What the exercise asks
Looking through the listing, how many of its lines hold the word "start"? Answer with only the number.

Recorded data
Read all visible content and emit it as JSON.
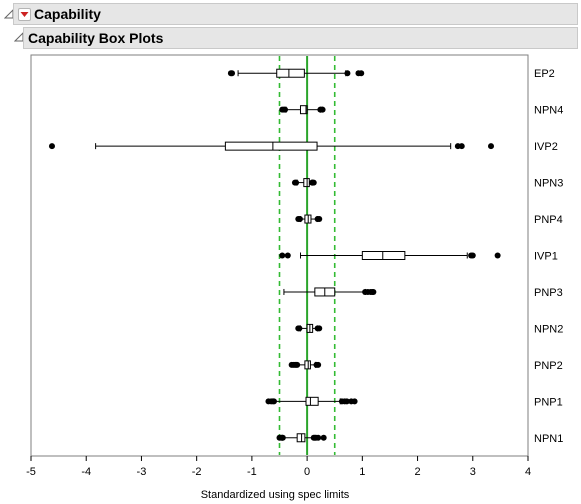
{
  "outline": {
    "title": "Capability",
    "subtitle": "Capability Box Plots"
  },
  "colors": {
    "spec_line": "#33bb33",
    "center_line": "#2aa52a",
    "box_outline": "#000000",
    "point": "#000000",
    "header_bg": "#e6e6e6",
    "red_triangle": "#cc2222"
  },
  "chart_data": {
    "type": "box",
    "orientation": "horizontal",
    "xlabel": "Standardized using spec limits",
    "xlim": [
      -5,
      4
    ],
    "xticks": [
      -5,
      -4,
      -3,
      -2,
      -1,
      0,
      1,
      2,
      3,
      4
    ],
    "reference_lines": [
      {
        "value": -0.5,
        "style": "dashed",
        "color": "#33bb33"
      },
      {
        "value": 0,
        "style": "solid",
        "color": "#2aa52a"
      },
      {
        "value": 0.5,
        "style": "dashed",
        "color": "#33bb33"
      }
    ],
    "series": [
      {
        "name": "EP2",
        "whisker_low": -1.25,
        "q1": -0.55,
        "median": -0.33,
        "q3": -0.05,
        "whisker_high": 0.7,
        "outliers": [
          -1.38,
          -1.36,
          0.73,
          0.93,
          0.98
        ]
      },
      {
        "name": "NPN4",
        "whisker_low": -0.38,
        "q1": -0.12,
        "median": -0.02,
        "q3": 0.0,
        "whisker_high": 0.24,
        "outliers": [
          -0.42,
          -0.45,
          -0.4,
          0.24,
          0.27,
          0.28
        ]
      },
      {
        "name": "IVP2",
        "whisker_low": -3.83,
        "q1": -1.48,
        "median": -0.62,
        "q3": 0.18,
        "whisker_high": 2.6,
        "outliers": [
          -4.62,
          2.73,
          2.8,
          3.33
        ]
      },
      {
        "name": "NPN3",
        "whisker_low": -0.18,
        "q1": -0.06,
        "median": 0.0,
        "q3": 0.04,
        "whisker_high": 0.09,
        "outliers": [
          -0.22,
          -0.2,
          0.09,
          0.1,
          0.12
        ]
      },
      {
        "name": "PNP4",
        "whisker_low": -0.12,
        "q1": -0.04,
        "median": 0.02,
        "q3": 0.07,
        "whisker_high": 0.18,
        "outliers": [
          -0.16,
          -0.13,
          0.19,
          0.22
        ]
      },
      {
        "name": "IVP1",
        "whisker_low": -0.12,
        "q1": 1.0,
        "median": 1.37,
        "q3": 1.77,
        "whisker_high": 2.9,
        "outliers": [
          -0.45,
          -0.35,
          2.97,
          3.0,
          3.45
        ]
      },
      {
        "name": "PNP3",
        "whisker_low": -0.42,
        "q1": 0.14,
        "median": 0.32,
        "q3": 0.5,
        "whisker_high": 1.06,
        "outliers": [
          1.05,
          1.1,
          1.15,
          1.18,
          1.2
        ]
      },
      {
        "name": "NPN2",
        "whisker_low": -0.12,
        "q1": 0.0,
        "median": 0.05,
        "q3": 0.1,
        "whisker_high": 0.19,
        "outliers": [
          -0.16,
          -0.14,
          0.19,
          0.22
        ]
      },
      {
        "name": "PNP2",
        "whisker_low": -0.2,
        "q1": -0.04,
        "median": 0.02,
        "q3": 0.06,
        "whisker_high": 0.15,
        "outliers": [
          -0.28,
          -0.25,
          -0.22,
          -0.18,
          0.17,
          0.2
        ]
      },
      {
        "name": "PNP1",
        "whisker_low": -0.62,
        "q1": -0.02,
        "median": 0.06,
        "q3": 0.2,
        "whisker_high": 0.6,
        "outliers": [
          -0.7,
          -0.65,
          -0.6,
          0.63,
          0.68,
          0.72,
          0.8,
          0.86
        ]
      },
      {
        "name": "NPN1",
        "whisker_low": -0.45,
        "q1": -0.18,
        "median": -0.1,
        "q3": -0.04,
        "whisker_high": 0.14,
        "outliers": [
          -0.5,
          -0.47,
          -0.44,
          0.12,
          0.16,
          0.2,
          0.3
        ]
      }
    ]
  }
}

...

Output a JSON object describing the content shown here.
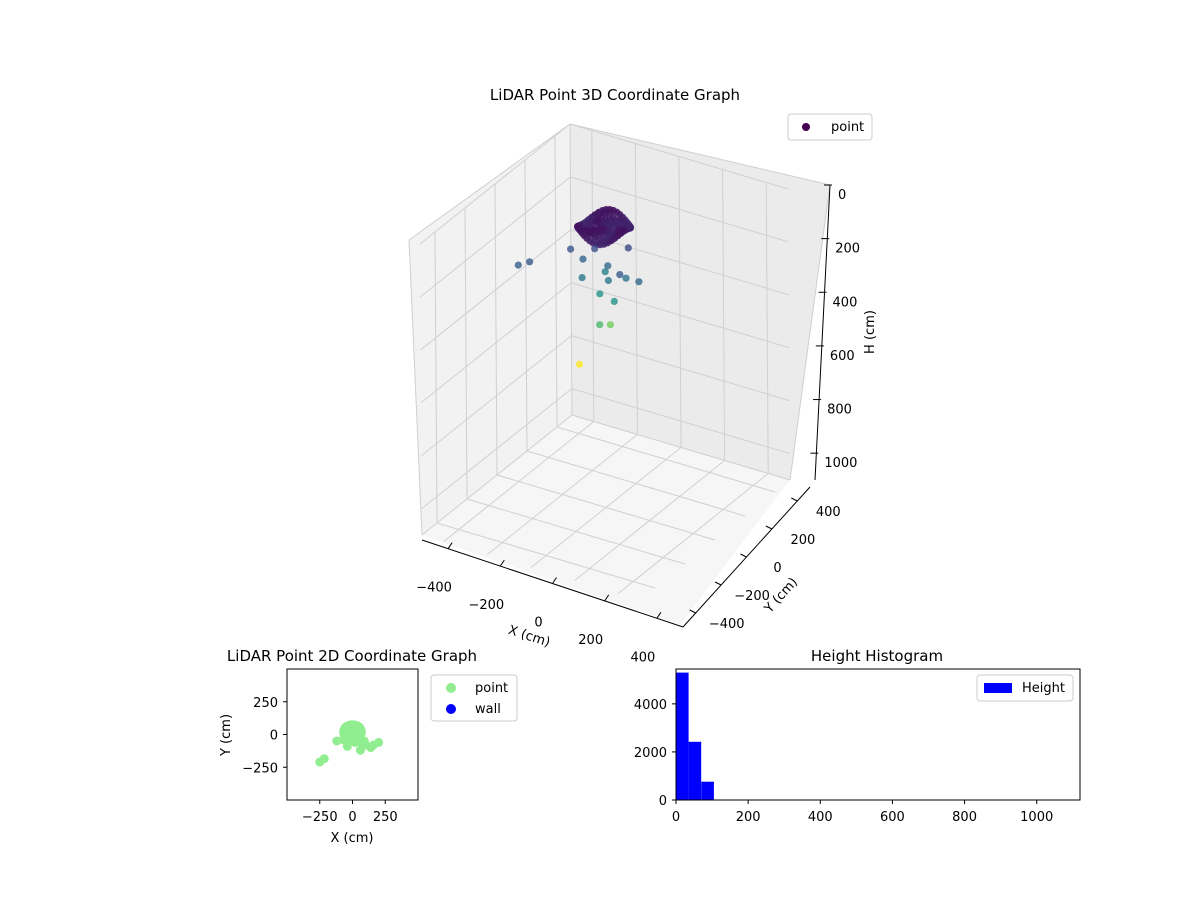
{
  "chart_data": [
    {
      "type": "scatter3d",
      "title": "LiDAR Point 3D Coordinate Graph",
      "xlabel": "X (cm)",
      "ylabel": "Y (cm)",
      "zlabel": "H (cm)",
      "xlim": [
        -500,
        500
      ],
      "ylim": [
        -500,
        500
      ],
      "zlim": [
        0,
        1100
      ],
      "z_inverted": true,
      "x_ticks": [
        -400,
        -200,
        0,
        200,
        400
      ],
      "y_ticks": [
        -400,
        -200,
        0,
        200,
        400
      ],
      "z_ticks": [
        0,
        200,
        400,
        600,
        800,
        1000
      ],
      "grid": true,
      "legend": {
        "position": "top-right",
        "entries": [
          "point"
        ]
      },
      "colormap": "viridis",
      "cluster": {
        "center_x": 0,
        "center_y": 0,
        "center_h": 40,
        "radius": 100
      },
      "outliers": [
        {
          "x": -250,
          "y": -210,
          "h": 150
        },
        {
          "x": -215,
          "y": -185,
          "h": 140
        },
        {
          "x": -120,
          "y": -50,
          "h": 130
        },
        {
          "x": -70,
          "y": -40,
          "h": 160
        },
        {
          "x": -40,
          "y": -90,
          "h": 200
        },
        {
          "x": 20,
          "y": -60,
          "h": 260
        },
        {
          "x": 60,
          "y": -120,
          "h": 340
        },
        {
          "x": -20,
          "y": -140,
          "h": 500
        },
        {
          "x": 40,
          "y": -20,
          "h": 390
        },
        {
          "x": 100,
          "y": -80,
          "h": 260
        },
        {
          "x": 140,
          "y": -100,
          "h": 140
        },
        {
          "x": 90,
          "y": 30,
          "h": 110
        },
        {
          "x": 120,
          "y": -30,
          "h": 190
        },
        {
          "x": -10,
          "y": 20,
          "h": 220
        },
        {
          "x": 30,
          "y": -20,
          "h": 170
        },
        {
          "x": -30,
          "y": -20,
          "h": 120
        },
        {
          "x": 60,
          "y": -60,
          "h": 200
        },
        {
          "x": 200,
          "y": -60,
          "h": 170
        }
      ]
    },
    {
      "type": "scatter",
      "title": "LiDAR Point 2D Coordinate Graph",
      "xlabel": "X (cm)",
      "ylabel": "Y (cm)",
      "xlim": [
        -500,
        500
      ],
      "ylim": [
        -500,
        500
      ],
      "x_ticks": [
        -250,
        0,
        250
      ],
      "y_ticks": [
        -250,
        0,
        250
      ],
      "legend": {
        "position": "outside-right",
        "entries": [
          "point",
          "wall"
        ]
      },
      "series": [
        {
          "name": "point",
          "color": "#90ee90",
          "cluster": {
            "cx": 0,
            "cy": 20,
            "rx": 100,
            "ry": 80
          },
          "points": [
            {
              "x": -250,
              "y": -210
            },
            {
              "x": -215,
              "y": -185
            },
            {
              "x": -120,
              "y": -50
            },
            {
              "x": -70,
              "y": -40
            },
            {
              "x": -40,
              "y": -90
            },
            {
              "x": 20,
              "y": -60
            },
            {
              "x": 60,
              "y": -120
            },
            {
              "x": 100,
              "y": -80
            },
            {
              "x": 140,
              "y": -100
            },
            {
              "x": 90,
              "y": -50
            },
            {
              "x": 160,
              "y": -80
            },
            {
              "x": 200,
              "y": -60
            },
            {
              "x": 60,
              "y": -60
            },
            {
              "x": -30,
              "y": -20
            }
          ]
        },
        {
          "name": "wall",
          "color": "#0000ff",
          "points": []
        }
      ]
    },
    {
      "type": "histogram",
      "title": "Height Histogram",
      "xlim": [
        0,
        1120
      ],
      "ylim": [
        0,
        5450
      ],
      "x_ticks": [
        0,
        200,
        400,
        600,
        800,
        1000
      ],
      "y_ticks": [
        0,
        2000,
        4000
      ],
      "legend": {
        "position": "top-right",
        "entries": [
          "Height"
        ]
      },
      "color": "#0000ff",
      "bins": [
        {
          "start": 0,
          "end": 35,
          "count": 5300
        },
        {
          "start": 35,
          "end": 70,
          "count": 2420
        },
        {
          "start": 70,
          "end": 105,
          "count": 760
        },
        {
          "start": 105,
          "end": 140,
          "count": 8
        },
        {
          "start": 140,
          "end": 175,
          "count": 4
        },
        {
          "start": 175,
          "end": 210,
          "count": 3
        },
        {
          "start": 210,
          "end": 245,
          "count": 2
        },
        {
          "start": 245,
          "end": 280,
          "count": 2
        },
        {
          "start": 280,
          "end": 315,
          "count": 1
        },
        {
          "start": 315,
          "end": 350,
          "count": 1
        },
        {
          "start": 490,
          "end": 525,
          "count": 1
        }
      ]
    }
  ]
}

Solution to this task
11